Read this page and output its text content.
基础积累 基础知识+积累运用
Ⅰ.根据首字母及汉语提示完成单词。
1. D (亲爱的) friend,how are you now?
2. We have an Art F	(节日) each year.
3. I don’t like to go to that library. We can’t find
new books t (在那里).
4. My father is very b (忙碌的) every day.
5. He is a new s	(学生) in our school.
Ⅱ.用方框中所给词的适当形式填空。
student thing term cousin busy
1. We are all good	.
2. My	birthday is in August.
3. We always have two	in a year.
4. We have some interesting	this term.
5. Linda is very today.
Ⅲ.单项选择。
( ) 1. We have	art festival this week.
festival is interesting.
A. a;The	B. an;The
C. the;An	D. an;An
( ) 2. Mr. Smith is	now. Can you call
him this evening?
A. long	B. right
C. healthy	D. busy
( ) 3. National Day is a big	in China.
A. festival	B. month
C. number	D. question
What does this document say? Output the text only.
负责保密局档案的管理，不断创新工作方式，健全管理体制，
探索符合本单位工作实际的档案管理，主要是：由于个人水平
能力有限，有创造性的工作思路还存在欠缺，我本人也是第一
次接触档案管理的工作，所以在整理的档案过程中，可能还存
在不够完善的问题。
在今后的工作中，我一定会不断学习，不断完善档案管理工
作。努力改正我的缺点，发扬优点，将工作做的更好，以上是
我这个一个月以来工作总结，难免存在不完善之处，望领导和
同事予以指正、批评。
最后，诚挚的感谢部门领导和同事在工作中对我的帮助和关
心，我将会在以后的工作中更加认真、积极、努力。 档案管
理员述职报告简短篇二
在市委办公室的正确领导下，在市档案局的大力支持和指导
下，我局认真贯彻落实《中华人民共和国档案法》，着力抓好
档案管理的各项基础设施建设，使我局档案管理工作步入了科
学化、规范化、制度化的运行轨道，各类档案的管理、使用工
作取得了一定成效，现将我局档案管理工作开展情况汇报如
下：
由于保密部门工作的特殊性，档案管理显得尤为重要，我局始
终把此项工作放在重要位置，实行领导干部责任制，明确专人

THE EXERCISE -
The lines to quote run from the one containing "What does this" through the final line of the material above; please give them exactly, both ends included, and nothing else.

COMPLETED EXERCISE -
What does this document say? Output the text only.
负责保密局档案的管理，不断创新工作方式，健全管理体制，
探索符合本单位工作实际的档案管理，主要是：由于个人水平
能力有限，有创造性的工作思路还存在欠缺，我本人也是第一
次接触档案管理的工作，所以在整理的档案过程中，可能还存
在不够完善的问题。
在今后的工作中，我一定会不断学习，不断完善档案管理工
作。努力改正我的缺点，发扬优点，将工作做的更好，以上是
我这个一个月以来工作总结，难免存在不完善之处，望领导和
同事予以指正、批评。
最后，诚挚的感谢部门领导和同事在工作中对我的帮助和关
心，我将会在以后的工作中更加认真、积极、努力。 档案管
理员述职报告简短篇二
在市委办公室的正确领导下，在市档案局的大力支持和指导
下，我局认真贯彻落实《中华人民共和国档案法》，着力抓好
档案管理的各项基础设施建设，使我局档案管理工作步入了科
学化、规范化、制度化的运行轨道，各类档案的管理、使用工
作取得了一定成效，现将我局档案管理工作开展情况汇报如
下：
由于保密部门工作的特殊性，档案管理显得尤为重要，我局始
终把此项工作放在重要位置，实行领导干部责任制，明确专人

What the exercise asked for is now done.